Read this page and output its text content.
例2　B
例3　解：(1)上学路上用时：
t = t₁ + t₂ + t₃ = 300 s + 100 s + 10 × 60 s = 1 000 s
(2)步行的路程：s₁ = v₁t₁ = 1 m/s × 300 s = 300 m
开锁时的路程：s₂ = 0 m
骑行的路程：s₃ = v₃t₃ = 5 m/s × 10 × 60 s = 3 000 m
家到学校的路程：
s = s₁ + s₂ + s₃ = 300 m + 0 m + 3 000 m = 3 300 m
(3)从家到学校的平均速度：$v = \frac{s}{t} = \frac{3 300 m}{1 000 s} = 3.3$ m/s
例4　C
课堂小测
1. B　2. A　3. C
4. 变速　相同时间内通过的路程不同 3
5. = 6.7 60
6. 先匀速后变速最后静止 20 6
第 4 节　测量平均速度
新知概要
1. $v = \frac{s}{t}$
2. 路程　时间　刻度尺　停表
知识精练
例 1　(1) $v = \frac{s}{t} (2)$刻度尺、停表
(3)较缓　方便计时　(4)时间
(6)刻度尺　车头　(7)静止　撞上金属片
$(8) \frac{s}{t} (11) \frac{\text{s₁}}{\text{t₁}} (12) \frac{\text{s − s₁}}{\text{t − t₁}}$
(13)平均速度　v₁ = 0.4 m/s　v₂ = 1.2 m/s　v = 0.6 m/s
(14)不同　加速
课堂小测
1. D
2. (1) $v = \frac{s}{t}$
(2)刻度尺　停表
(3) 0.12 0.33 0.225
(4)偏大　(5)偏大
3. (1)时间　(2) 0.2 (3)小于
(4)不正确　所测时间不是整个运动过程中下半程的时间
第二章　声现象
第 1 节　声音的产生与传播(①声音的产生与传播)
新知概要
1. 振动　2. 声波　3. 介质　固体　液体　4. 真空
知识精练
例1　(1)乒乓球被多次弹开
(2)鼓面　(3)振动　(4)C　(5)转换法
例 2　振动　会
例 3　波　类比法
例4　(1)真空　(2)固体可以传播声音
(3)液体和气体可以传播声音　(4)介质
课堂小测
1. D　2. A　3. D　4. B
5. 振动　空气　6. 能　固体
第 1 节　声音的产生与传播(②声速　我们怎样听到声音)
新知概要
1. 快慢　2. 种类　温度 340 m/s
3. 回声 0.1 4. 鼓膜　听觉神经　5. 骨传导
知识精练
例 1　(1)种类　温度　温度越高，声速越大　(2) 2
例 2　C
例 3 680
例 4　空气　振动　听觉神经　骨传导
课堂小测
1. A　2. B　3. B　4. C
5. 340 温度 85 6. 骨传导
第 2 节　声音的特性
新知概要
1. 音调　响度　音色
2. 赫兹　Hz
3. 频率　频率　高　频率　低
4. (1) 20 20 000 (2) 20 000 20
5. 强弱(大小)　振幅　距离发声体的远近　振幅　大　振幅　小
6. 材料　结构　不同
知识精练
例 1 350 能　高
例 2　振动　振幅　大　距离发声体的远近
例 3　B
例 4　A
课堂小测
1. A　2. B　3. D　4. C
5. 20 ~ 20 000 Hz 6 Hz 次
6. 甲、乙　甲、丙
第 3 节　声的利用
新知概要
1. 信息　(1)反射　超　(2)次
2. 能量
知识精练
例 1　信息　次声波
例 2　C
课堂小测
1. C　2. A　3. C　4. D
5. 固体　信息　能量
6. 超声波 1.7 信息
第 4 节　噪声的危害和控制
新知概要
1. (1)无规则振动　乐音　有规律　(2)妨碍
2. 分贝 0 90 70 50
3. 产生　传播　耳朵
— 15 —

--

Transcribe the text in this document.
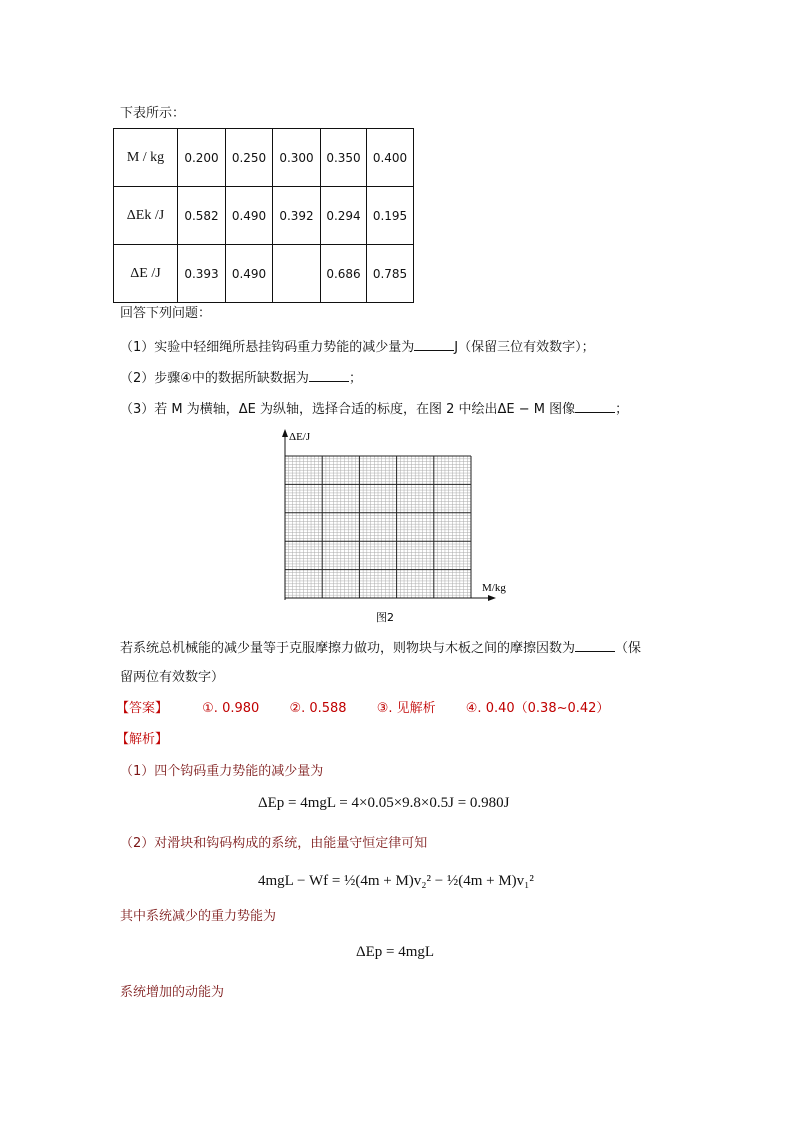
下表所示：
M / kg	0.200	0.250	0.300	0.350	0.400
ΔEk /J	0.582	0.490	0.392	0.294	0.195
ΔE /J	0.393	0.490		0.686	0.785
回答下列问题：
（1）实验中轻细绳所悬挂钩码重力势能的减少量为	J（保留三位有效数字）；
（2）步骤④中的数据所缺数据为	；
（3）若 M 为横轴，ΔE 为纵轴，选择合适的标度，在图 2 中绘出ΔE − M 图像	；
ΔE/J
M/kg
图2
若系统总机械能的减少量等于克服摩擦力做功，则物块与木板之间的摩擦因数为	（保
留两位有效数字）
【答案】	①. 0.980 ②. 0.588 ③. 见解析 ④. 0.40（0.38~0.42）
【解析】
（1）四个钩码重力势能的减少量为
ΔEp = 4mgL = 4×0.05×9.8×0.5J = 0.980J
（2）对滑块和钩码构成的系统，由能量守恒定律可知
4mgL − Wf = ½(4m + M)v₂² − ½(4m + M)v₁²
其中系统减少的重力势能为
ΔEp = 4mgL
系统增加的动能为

...

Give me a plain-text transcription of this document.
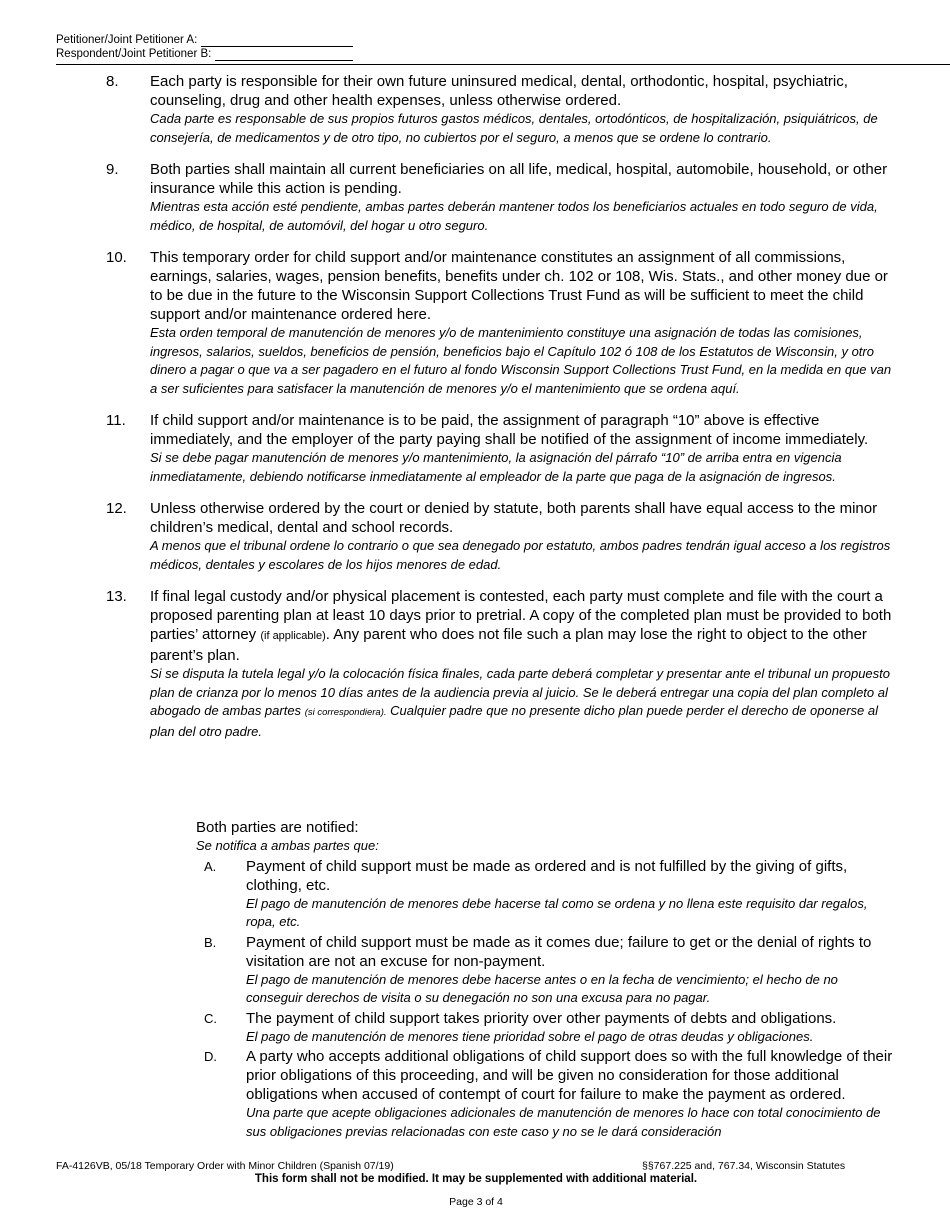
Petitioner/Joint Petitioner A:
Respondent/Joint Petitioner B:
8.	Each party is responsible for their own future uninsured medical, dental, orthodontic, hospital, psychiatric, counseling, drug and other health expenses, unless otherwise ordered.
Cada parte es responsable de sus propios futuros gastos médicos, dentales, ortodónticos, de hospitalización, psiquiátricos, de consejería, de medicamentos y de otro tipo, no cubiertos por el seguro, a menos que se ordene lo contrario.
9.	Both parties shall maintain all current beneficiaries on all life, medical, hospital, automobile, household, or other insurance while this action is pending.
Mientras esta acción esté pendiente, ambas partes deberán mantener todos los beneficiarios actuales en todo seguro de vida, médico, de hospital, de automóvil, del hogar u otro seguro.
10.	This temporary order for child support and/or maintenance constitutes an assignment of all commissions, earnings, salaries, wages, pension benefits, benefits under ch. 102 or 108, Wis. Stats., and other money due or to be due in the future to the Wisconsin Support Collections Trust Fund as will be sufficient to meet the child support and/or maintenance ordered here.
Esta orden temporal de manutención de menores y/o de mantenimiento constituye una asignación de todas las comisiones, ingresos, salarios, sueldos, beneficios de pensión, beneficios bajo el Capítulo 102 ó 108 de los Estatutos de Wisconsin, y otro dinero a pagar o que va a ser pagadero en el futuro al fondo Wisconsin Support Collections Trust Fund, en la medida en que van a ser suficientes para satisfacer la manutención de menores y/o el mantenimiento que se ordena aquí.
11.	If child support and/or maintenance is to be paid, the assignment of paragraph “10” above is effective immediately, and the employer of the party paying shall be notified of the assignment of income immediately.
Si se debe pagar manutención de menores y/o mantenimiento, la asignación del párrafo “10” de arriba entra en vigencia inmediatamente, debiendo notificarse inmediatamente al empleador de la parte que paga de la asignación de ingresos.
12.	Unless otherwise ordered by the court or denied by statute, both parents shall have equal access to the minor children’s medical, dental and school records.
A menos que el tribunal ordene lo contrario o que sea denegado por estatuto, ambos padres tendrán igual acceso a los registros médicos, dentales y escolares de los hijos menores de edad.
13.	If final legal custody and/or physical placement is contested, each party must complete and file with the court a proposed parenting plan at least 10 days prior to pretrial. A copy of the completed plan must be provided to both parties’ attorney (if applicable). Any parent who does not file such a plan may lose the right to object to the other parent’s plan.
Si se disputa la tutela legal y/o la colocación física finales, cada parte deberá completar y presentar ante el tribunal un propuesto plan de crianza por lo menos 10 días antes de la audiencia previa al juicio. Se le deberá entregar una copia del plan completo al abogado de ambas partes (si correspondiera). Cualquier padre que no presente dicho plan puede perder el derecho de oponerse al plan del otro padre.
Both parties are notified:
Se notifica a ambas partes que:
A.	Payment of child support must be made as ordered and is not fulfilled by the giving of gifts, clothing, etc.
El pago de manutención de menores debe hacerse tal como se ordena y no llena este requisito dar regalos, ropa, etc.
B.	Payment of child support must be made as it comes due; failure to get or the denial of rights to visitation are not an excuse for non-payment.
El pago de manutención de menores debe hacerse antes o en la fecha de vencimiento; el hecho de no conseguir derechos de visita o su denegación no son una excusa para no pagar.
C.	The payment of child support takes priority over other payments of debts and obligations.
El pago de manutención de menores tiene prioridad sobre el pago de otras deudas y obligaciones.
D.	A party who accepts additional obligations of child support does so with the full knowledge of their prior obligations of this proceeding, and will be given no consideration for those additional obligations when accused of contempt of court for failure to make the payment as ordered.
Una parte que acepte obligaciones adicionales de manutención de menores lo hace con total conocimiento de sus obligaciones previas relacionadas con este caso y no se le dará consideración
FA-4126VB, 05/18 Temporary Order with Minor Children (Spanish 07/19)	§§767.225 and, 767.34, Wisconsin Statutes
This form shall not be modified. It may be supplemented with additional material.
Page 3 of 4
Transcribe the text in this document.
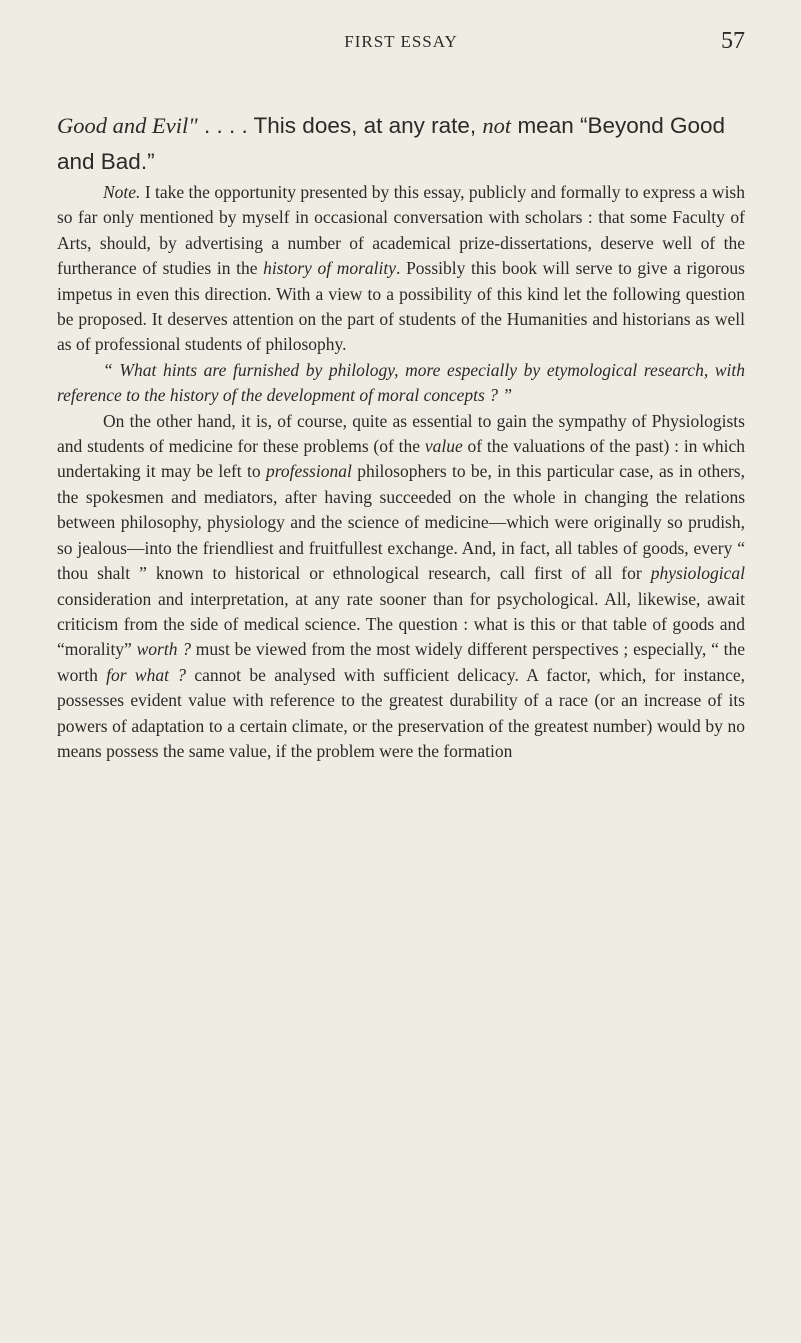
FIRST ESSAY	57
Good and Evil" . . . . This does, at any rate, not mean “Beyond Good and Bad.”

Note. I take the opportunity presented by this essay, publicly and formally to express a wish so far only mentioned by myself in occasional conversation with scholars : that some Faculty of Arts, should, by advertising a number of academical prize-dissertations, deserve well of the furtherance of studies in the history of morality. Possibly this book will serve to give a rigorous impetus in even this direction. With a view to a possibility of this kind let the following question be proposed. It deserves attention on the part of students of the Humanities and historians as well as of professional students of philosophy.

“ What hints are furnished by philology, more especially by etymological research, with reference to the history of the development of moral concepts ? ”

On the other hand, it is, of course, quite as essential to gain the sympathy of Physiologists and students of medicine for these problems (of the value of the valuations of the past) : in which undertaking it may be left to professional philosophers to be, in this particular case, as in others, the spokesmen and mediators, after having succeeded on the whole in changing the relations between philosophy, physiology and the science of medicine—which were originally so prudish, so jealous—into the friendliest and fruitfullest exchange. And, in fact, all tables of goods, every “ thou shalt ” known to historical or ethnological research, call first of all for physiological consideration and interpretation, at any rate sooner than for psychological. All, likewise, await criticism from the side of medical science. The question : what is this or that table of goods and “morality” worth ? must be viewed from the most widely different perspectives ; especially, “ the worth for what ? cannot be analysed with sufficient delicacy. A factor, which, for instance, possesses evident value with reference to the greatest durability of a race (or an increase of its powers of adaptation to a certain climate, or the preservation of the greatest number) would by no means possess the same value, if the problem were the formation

REQUEST – Whichever lines contain the string "menos", select and copy them.

RESULT OF THIS EXERCISE –
Cada parte es responsable de sus propios futuros gastos médicos, dentales, ortodónticos, de hospitalización, psiquiátricos, de consejería, de medicamentos y de otro tipo, no cubiertos por el seguro, a menos que se ordene lo contrario.
A menos que el tribunal ordene lo contrario o que sea denegado por estatuto, ambos padres tendrán igual acceso a los registros médicos, dentales y escolares de los hijos menores de edad.
Si se disputa la tutela legal y/o la colocación física finales, cada parte deberá completar y presentar ante el tribunal un propuesto plan de crianza por lo menos 10 días antes de la audiencia previa al juicio. Se le deberá entregar una copia del plan completo al abogado de ambas partes (si correspondiera). Cualquier padre que no presente dicho plan puede perder el derecho de oponerse al plan del otro padre.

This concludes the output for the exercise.